Part of a data file
******
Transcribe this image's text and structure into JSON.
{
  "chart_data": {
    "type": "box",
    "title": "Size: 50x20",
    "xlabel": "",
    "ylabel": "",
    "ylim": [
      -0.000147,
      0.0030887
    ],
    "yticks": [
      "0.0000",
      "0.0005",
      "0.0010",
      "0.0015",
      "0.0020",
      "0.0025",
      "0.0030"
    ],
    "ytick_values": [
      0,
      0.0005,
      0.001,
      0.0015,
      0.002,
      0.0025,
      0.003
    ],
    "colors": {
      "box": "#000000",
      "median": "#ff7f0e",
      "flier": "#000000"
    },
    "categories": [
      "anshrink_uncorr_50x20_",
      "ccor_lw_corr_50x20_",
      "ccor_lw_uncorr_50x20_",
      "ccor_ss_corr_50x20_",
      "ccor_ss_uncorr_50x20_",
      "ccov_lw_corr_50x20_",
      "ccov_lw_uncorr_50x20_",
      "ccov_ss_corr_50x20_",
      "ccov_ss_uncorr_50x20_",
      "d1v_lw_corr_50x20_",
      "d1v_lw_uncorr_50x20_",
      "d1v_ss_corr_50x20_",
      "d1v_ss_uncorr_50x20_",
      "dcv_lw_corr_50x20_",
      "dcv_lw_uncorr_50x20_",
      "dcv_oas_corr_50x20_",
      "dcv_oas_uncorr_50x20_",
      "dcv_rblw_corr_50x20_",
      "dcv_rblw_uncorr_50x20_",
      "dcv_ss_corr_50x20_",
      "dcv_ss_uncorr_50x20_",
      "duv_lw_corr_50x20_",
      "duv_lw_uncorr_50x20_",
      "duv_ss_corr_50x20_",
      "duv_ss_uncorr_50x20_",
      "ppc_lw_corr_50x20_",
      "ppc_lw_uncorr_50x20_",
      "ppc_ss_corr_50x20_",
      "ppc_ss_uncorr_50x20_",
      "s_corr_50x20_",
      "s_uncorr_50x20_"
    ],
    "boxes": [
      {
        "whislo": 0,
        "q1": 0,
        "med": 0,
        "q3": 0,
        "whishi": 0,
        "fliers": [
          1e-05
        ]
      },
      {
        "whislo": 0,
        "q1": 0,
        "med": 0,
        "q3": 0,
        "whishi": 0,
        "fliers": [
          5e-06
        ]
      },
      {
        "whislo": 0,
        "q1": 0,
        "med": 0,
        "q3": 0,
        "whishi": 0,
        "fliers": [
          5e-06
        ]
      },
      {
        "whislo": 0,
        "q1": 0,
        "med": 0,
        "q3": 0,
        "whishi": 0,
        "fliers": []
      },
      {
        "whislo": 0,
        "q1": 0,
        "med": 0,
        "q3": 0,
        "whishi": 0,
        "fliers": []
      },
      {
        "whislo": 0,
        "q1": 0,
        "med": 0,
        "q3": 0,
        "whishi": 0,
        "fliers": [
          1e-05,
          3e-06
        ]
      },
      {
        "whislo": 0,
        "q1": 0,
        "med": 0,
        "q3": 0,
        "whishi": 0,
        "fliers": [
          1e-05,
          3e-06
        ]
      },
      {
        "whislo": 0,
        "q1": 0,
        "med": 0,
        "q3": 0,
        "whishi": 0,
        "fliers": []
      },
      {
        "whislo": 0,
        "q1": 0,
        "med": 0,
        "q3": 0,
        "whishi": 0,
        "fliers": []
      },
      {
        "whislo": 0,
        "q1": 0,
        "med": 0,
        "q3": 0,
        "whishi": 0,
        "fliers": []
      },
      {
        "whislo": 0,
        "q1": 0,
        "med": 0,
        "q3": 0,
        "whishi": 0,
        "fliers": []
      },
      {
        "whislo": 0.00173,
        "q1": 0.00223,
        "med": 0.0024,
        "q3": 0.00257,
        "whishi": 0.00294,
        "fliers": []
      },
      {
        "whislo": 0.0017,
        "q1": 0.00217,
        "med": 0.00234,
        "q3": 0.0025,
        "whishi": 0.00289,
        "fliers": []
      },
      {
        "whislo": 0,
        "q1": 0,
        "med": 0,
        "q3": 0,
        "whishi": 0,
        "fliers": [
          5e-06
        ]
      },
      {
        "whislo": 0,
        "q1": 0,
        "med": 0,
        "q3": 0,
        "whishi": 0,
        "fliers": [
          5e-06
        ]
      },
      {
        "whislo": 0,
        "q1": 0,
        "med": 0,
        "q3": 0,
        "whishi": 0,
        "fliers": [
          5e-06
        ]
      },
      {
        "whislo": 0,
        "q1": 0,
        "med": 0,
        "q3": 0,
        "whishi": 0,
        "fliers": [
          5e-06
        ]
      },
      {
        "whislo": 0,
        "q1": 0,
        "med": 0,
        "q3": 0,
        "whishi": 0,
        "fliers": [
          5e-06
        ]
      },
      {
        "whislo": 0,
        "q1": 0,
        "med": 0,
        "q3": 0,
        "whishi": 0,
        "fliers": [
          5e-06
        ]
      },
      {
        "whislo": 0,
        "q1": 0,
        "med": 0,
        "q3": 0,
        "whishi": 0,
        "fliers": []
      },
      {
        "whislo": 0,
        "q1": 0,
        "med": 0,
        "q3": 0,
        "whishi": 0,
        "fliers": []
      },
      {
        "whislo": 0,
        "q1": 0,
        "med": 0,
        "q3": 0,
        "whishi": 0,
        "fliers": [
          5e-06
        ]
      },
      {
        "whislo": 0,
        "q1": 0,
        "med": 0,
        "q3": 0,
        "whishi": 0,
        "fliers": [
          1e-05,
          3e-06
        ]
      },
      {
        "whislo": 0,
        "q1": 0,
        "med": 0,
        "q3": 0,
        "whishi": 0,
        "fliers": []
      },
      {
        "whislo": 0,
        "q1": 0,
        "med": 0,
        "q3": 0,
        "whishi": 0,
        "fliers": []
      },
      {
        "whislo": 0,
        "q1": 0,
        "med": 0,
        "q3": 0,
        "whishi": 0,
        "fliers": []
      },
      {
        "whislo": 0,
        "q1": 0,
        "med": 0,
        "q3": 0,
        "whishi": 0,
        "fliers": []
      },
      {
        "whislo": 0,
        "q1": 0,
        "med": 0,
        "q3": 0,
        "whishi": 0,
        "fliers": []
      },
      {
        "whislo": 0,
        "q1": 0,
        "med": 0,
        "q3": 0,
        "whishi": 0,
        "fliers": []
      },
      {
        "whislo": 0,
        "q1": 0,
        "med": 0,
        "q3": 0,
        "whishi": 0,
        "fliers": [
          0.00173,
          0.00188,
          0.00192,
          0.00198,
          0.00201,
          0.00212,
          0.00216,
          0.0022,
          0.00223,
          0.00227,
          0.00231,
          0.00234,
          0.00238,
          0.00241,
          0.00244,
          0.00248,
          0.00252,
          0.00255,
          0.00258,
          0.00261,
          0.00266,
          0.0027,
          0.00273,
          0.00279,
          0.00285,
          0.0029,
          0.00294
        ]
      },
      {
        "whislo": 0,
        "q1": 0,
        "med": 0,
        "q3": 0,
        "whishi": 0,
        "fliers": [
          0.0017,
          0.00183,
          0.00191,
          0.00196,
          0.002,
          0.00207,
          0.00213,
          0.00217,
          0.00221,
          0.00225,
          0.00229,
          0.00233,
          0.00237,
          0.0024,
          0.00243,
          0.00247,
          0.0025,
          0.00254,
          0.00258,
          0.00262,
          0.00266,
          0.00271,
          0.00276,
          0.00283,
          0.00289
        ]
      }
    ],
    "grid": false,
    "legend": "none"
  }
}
******
Written exercise: Return all of the data exactly as it reads.

Result:
Transcribe this image's text and structure into JSON.
{
  "chart_data": {
    "type": "box",
    "title": "Size: 50x20",
    "xlabel": "",
    "ylabel": "",
    "ylim": [
      -0.000147,
      0.0030887
    ],
    "yticks": [
      "0.0000",
      "0.0005",
      "0.0010",
      "0.0015",
      "0.0020",
      "0.0025",
      "0.0030"
    ],
    "ytick_values": [
      0,
      0.0005,
      0.001,
      0.0015,
      0.002,
      0.0025,
      0.003
    ],
    "colors": {
      "box": "#000000",
      "median": "#ff7f0e",
      "flier": "#000000"
    },
    "categories": [
      "anshrink_uncorr_50x20_",
      "ccor_lw_corr_50x20_",
      "ccor_lw_uncorr_50x20_",
      "ccor_ss_corr_50x20_",
      "ccor_ss_uncorr_50x20_",
      "ccov_lw_corr_50x20_",
      "ccov_lw_uncorr_50x20_",
      "ccov_ss_corr_50x20_",
      "ccov_ss_uncorr_50x20_",
      "d1v_lw_corr_50x20_",
      "d1v_lw_uncorr_50x20_",
      "d1v_ss_corr_50x20_",
      "d1v_ss_uncorr_50x20_",
      "dcv_lw_corr_50x20_",
      "dcv_lw_uncorr_50x20_",
      "dcv_oas_corr_50x20_",
      "dcv_oas_uncorr_50x20_",
      "dcv_rblw_corr_50x20_",
      "dcv_rblw_uncorr_50x20_",
      "dcv_ss_corr_50x20_",
      "dcv_ss_uncorr_50x20_",
      "duv_lw_corr_50x20_",
      "duv_lw_uncorr_50x20_",
      "duv_ss_corr_50x20_",
      "duv_ss_uncorr_50x20_",
      "ppc_lw_corr_50x20_",
      "ppc_lw_uncorr_50x20_",
      "ppc_ss_corr_50x20_",
      "ppc_ss_uncorr_50x20_",
      "s_corr_50x20_",
      "s_uncorr_50x20_"
    ],
    "boxes": [
      {
        "whislo": 0,
        "q1": 0,
        "med": 0,
        "q3": 0,
        "whishi": 0,
        "fliers": [
          1e-05
        ]
      },
      {
        "whislo": 0,
        "q1": 0,
        "med": 0,
        "q3": 0,
        "whishi": 0,
        "fliers": [
          5e-06
        ]
      },
      {
        "whislo": 0,
        "q1": 0,
        "med": 0,
        "q3": 0,
        "whishi": 0,
        "fliers": [
          5e-06
        ]
      },
      {
        "whislo": 0,
        "q1": 0,
        "med": 0,
        "q3": 0,
        "whishi": 0,
        "fliers": []
      },
      {
        "whislo": 0,
        "q1": 0,
        "med": 0,
        "q3": 0,
        "whishi": 0,
        "fliers": []
      },
      {
        "whislo": 0,
        "q1": 0,
        "med": 0,
        "q3": 0,
        "whishi": 0,
        "fliers": [
          1e-05,
          3e-06
        ]
      },
      {
        "whislo": 0,
        "q1": 0,
        "med": 0,
        "q3": 0,
        "whishi": 0,
        "fliers": [
          1e-05,
          3e-06
        ]
      },
      {
        "whislo": 0,
        "q1": 0,
        "med": 0,
        "q3": 0,
        "whishi": 0,
        "fliers": []
      },
      {
        "whislo": 0,
        "q1": 0,
        "med": 0,
        "q3": 0,
        "whishi": 0,
        "fliers": []
      },
      {
        "whislo": 0,
        "q1": 0,
        "med": 0,
        "q3": 0,
        "whishi": 0,
        "fliers": []
      },
      {
        "whislo": 0,
        "q1": 0,
        "med": 0,
        "q3": 0,
        "whishi": 0,
        "fliers": []
      },
      {
        "whislo": 0.00173,
        "q1": 0.00223,
        "med": 0.0024,
        "q3": 0.00257,
        "whishi": 0.00294,
        "fliers": []
      },
      {
        "whislo": 0.0017,
        "q1": 0.00217,
        "med": 0.00234,
        "q3": 0.0025,
        "whishi": 0.00289,
        "fliers": []
      },
      {
        "whislo": 0,
        "q1": 0,
        "med": 0,
        "q3": 0,
        "whishi": 0,
        "fliers": [
          5e-06
        ]
      },
      {
        "whislo": 0,
        "q1": 0,
        "med": 0,
        "q3": 0,
        "whishi": 0,
        "fliers": [
          5e-06
        ]
      },
      {
        "whislo": 0,
        "q1": 0,
        "med": 0,
        "q3": 0,
        "whishi": 0,
        "fliers": [
          5e-06
        ]
      },
      {
        "whislo": 0,
        "q1": 0,
        "med": 0,
        "q3": 0,
        "whishi": 0,
        "fliers": [
          5e-06
        ]
      },
      {
        "whislo": 0,
        "q1": 0,
        "med": 0,
        "q3": 0,
        "whishi": 0,
        "fliers": [
          5e-06
        ]
      },
      {
        "whislo": 0,
        "q1": 0,
        "med": 0,
        "q3": 0,
        "whishi": 0,
        "fliers": [
          5e-06
        ]
      },
      {
        "whislo": 0,
        "q1": 0,
        "med": 0,
        "q3": 0,
        "whishi": 0,
        "fliers": []
      },
      {
        "whislo": 0,
        "q1": 0,
        "med": 0,
        "q3": 0,
        "whishi": 0,
        "fliers": []
      },
      {
        "whislo": 0,
        "q1": 0,
        "med": 0,
        "q3": 0,
        "whishi": 0,
        "fliers": [
          5e-06
        ]
      },
      {
        "whislo": 0,
        "q1": 0,
        "med": 0,
        "q3": 0,
        "whishi": 0,
        "fliers": [
          1e-05,
          3e-06
        ]
      },
      {
        "whislo": 0,
        "q1": 0,
        "med": 0,
        "q3": 0,
        "whishi": 0,
        "fliers": []
      },
      {
        "whislo": 0,
        "q1": 0,
        "med": 0,
        "q3": 0,
        "whishi": 0,
        "fliers": []
      },
      {
        "whislo": 0,
        "q1": 0,
        "med": 0,
        "q3": 0,
        "whishi": 0,
        "fliers": []
      },
      {
        "whislo": 0,
        "q1": 0,
        "med": 0,
        "q3": 0,
        "whishi": 0,
        "fliers": []
      },
      {
        "whislo": 0,
        "q1": 0,
        "med": 0,
        "q3": 0,
        "whishi": 0,
        "fliers": []
      },
      {
        "whislo": 0,
        "q1": 0,
        "med": 0,
        "q3": 0,
        "whishi": 0,
        "fliers": []
      },
      {
        "whislo": 0,
        "q1": 0,
        "med": 0,
        "q3": 0,
        "whishi": 0,
        "fliers": [
          0.00173,
          0.00188,
          0.00192,
          0.00198,
          0.00201,
          0.00212,
          0.00216,
          0.0022,
          0.00223,
          0.00227,
          0.00231,
          0.00234,
          0.00238,
          0.00241,
          0.00244,
          0.00248,
          0.00252,
          0.00255,
          0.00258,
          0.00261,
          0.00266,
          0.0027,
          0.00273,
          0.00279,
          0.00285,
          0.0029,
          0.00294
        ]
      },
      {
        "whislo": 0,
        "q1": 0,
        "med": 0,
        "q3": 0,
        "whishi": 0,
        "fliers": [
          0.0017,
          0.00183,
          0.00191,
          0.00196,
          0.002,
          0.00207,
          0.00213,
          0.00217,
          0.00221,
          0.00225,
          0.00229,
          0.00233,
          0.00237,
          0.0024,
          0.00243,
          0.00247,
          0.0025,
          0.00254,
          0.00258,
          0.00262,
          0.00266,
          0.00271,
          0.00276,
          0.00283,
          0.00289
        ]
      }
    ],
    "grid": false,
    "legend": "none"
  }
}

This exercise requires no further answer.